TO DO:
Reproduce the records below in their entirety, character for character.
**** RECORDED DATA
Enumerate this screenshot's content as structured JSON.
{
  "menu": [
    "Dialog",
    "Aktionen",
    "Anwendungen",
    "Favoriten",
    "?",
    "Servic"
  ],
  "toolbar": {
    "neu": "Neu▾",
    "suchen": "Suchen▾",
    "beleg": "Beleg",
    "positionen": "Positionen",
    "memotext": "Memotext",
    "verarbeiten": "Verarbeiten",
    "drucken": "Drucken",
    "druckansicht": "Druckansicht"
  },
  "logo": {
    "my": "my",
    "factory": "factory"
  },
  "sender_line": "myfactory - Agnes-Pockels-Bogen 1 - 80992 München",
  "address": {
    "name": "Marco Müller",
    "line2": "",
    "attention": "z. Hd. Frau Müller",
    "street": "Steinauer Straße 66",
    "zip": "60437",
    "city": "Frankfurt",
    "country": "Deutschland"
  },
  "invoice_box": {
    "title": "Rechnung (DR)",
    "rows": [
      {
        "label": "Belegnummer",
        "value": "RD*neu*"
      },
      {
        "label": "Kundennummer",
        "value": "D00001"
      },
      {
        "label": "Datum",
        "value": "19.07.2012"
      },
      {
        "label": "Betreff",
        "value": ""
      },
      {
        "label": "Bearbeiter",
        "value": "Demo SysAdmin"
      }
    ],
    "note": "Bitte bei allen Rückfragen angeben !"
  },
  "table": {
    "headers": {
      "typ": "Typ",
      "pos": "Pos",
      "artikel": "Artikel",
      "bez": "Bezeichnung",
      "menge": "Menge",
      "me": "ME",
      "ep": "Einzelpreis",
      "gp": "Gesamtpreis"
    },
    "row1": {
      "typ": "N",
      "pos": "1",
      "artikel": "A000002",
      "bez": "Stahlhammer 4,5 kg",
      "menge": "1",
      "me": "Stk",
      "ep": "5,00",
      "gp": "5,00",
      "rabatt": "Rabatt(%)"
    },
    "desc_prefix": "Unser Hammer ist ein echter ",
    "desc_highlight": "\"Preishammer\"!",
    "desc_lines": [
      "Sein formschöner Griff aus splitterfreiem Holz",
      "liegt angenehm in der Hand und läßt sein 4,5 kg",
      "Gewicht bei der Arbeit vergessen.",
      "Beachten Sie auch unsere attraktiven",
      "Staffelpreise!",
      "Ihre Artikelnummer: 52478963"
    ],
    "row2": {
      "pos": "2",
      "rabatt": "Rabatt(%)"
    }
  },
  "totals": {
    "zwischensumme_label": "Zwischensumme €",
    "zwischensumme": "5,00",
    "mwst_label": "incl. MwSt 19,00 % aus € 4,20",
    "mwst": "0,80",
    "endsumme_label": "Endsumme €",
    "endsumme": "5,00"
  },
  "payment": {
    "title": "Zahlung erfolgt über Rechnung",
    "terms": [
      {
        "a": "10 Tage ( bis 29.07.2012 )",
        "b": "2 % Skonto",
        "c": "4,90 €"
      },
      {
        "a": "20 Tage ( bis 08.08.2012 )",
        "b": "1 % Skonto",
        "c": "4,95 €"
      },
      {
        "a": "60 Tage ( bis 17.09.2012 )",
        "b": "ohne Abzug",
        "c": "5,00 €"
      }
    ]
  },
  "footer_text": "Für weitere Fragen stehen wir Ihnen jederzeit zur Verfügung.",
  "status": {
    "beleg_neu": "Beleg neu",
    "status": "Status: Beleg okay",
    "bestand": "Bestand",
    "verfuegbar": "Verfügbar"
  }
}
********
SOLUTION TO THIS EXERCISE:
Enumerate this screenshot's content as structured JSON.
{
  "menu": [
    "Dialog",
    "Aktionen",
    "Anwendungen",
    "Favoriten",
    "?",
    "Servic"
  ],
  "toolbar": {
    "neu": "Neu▾",
    "suchen": "Suchen▾",
    "beleg": "Beleg",
    "positionen": "Positionen",
    "memotext": "Memotext",
    "verarbeiten": "Verarbeiten",
    "drucken": "Drucken",
    "druckansicht": "Druckansicht"
  },
  "logo": {
    "my": "my",
    "factory": "factory"
  },
  "sender_line": "myfactory - Agnes-Pockels-Bogen 1 - 80992 München",
  "address": {
    "name": "Marco Müller",
    "line2": "",
    "attention": "z. Hd. Frau Müller",
    "street": "Steinauer Straße 66",
    "zip": "60437",
    "city": "Frankfurt",
    "country": "Deutschland"
  },
  "invoice_box": {
    "title": "Rechnung (DR)",
    "rows": [
      {
        "label": "Belegnummer",
        "value": "RD*neu*"
      },
      {
        "label": "Kundennummer",
        "value": "D00001"
      },
      {
        "label": "Datum",
        "value": "19.07.2012"
      },
      {
        "label": "Betreff",
        "value": ""
      },
      {
        "label": "Bearbeiter",
        "value": "Demo SysAdmin"
      }
    ],
    "note": "Bitte bei allen Rückfragen angeben !"
  },
  "table": {
    "headers": {
      "typ": "Typ",
      "pos": "Pos",
      "artikel": "Artikel",
      "bez": "Bezeichnung",
      "menge": "Menge",
      "me": "ME",
      "ep": "Einzelpreis",
      "gp": "Gesamtpreis"
    },
    "row1": {
      "typ": "N",
      "pos": "1",
      "artikel": "A000002",
      "bez": "Stahlhammer 4,5 kg",
      "menge": "1",
      "me": "Stk",
      "ep": "5,00",
      "gp": "5,00",
      "rabatt": "Rabatt(%)"
    },
    "desc_prefix": "Unser Hammer ist ein echter ",
    "desc_highlight": "\"Preishammer\"!",
    "desc_lines": [
      "Sein formschöner Griff aus splitterfreiem Holz",
      "liegt angenehm in der Hand und läßt sein 4,5 kg",
      "Gewicht bei der Arbeit vergessen.",
      "Beachten Sie auch unsere attraktiven",
      "Staffelpreise!",
      "Ihre Artikelnummer: 52478963"
    ],
    "row2": {
      "pos": "2",
      "rabatt": "Rabatt(%)"
    }
  },
  "totals": {
    "zwischensumme_label": "Zwischensumme €",
    "zwischensumme": "5,00",
    "mwst_label": "incl. MwSt 19,00 % aus € 4,20",
    "mwst": "0,80",
    "endsumme_label": "Endsumme €",
    "endsumme": "5,00"
  },
  "payment": {
    "title": "Zahlung erfolgt über Rechnung",
    "terms": [
      {
        "a": "10 Tage ( bis 29.07.2012 )",
        "b": "2 % Skonto",
        "c": "4,90 €"
      },
      {
        "a": "20 Tage ( bis 08.08.2012 )",
        "b": "1 % Skonto",
        "c": "4,95 €"
      },
      {
        "a": "60 Tage ( bis 17.09.2012 )",
        "b": "ohne Abzug",
        "c": "5,00 €"
      }
    ]
  },
  "footer_text": "Für weitere Fragen stehen wir Ihnen jederzeit zur Verfügung.",
  "status": {
    "beleg_neu": "Beleg neu",
    "status": "Status: Beleg okay",
    "bestand": "Bestand",
    "verfuegbar": "Verfügbar"
  }
}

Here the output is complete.